Task instructions: Reproduce each record below exactly as written.

********

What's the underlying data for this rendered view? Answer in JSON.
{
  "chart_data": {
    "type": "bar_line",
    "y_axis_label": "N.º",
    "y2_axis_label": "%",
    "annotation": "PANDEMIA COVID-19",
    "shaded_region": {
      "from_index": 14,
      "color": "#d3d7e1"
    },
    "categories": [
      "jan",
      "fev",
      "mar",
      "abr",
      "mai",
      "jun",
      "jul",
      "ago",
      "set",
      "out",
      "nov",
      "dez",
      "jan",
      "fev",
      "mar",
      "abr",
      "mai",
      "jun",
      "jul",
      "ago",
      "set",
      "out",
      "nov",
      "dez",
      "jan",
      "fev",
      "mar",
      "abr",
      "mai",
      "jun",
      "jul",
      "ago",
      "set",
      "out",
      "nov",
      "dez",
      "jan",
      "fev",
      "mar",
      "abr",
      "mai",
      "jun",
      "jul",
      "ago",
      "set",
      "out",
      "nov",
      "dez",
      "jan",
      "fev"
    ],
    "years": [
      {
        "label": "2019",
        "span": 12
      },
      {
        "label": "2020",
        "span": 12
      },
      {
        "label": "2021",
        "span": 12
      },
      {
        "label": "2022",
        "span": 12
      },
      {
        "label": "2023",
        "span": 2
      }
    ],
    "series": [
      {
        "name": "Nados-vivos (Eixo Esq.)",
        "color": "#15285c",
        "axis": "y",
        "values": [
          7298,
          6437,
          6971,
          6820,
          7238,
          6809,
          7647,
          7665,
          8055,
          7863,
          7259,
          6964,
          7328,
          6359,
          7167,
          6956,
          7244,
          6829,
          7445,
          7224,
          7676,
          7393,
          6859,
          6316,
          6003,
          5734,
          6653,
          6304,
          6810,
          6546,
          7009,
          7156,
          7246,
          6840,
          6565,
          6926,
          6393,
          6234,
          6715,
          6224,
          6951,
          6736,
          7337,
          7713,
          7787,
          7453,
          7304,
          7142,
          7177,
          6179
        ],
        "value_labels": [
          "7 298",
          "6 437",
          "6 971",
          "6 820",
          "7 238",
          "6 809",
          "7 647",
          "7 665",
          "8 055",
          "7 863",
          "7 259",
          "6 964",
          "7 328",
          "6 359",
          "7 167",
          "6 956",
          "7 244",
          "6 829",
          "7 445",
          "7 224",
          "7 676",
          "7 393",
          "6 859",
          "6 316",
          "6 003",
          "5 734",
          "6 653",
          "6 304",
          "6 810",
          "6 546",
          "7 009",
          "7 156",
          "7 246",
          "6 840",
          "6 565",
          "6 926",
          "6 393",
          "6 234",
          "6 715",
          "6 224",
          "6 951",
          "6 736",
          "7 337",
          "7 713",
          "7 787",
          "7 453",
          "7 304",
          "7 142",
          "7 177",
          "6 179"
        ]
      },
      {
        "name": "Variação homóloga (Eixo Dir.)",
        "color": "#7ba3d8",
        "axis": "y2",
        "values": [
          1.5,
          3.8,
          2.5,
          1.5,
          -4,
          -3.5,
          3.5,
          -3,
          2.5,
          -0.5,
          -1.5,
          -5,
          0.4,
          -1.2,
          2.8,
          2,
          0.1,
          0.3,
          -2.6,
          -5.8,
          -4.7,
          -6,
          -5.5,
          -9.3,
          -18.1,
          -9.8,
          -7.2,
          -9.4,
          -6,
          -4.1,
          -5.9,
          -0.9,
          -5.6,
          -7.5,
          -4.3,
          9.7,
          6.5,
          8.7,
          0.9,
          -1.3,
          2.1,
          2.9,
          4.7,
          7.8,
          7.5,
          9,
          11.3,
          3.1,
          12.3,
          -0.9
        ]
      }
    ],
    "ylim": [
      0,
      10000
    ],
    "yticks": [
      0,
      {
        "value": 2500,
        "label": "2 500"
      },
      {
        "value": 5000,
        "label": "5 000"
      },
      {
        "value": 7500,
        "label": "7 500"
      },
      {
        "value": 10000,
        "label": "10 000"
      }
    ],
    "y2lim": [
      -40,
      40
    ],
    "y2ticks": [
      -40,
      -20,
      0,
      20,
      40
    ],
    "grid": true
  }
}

********

Result:
What's the underlying data for this rendered view? Answer in JSON.
{
  "chart_data": {
    "type": "bar_line",
    "y_axis_label": "N.º",
    "y2_axis_label": "%",
    "annotation": "PANDEMIA COVID-19",
    "shaded_region": {
      "from_index": 14,
      "color": "#d3d7e1"
    },
    "categories": [
      "jan",
      "fev",
      "mar",
      "abr",
      "mai",
      "jun",
      "jul",
      "ago",
      "set",
      "out",
      "nov",
      "dez",
      "jan",
      "fev",
      "mar",
      "abr",
      "mai",
      "jun",
      "jul",
      "ago",
      "set",
      "out",
      "nov",
      "dez",
      "jan",
      "fev",
      "mar",
      "abr",
      "mai",
      "jun",
      "jul",
      "ago",
      "set",
      "out",
      "nov",
      "dez",
      "jan",
      "fev",
      "mar",
      "abr",
      "mai",
      "jun",
      "jul",
      "ago",
      "set",
      "out",
      "nov",
      "dez",
      "jan",
      "fev"
    ],
    "years": [
      {
        "label": "2019",
        "span": 12
      },
      {
        "label": "2020",
        "span": 12
      },
      {
        "label": "2021",
        "span": 12
      },
      {
        "label": "2022",
        "span": 12
      },
      {
        "label": "2023",
        "span": 2
      }
    ],
    "series": [
      {
        "name": "Nados-vivos (Eixo Esq.)",
        "color": "#15285c",
        "axis": "y",
        "values": [
          7298,
          6437,
          6971,
          6820,
          7238,
          6809,
          7647,
          7665,
          8055,
          7863,
          7259,
          6964,
          7328,
          6359,
          7167,
          6956,
          7244,
          6829,
          7445,
          7224,
          7676,
          7393,
          6859,
          6316,
          6003,
          5734,
          6653,
          6304,
          6810,
          6546,
          7009,
          7156,
          7246,
          6840,
          6565,
          6926,
          6393,
          6234,
          6715,
          6224,
          6951,
          6736,
          7337,
          7713,
          7787,
          7453,
          7304,
          7142,
          7177,
          6179
        ],
        "value_labels": [
          "7 298",
          "6 437",
          "6 971",
          "6 820",
          "7 238",
          "6 809",
          "7 647",
          "7 665",
          "8 055",
          "7 863",
          "7 259",
          "6 964",
          "7 328",
          "6 359",
          "7 167",
          "6 956",
          "7 244",
          "6 829",
          "7 445",
          "7 224",
          "7 676",
          "7 393",
          "6 859",
          "6 316",
          "6 003",
          "5 734",
          "6 653",
          "6 304",
          "6 810",
          "6 546",
          "7 009",
          "7 156",
          "7 246",
          "6 840",
          "6 565",
          "6 926",
          "6 393",
          "6 234",
          "6 715",
          "6 224",
          "6 951",
          "6 736",
          "7 337",
          "7 713",
          "7 787",
          "7 453",
          "7 304",
          "7 142",
          "7 177",
          "6 179"
        ]
      },
      {
        "name": "Variação homóloga (Eixo Dir.)",
        "color": "#7ba3d8",
        "axis": "y2",
        "values": [
          1.5,
          3.8,
          2.5,
          1.5,
          -4,
          -3.5,
          3.5,
          -3,
          2.5,
          -0.5,
          -1.5,
          -5,
          0.4,
          -1.2,
          2.8,
          2,
          0.1,
          0.3,
          -2.6,
          -5.8,
          -4.7,
          -6,
          -5.5,
          -9.3,
          -18.1,
          -9.8,
          -7.2,
          -9.4,
          -6,
          -4.1,
          -5.9,
          -0.9,
          -5.6,
          -7.5,
          -4.3,
          9.7,
          6.5,
          8.7,
          0.9,
          -1.3,
          2.1,
          2.9,
          4.7,
          7.8,
          7.5,
          9,
          11.3,
          3.1,
          12.3,
          -0.9
        ]
      }
    ],
    "ylim": [
      0,
      10000
    ],
    "yticks": [
      0,
      {
        "value": 2500,
        "label": "2 500"
      },
      {
        "value": 5000,
        "label": "5 000"
      },
      {
        "value": 7500,
        "label": "7 500"
      },
      {
        "value": 10000,
        "label": "10 000"
      }
    ],
    "y2lim": [
      -40,
      40
    ],
    "y2ticks": [
      -40,
      -20,
      0,
      20,
      40
    ],
    "grid": true
  }
}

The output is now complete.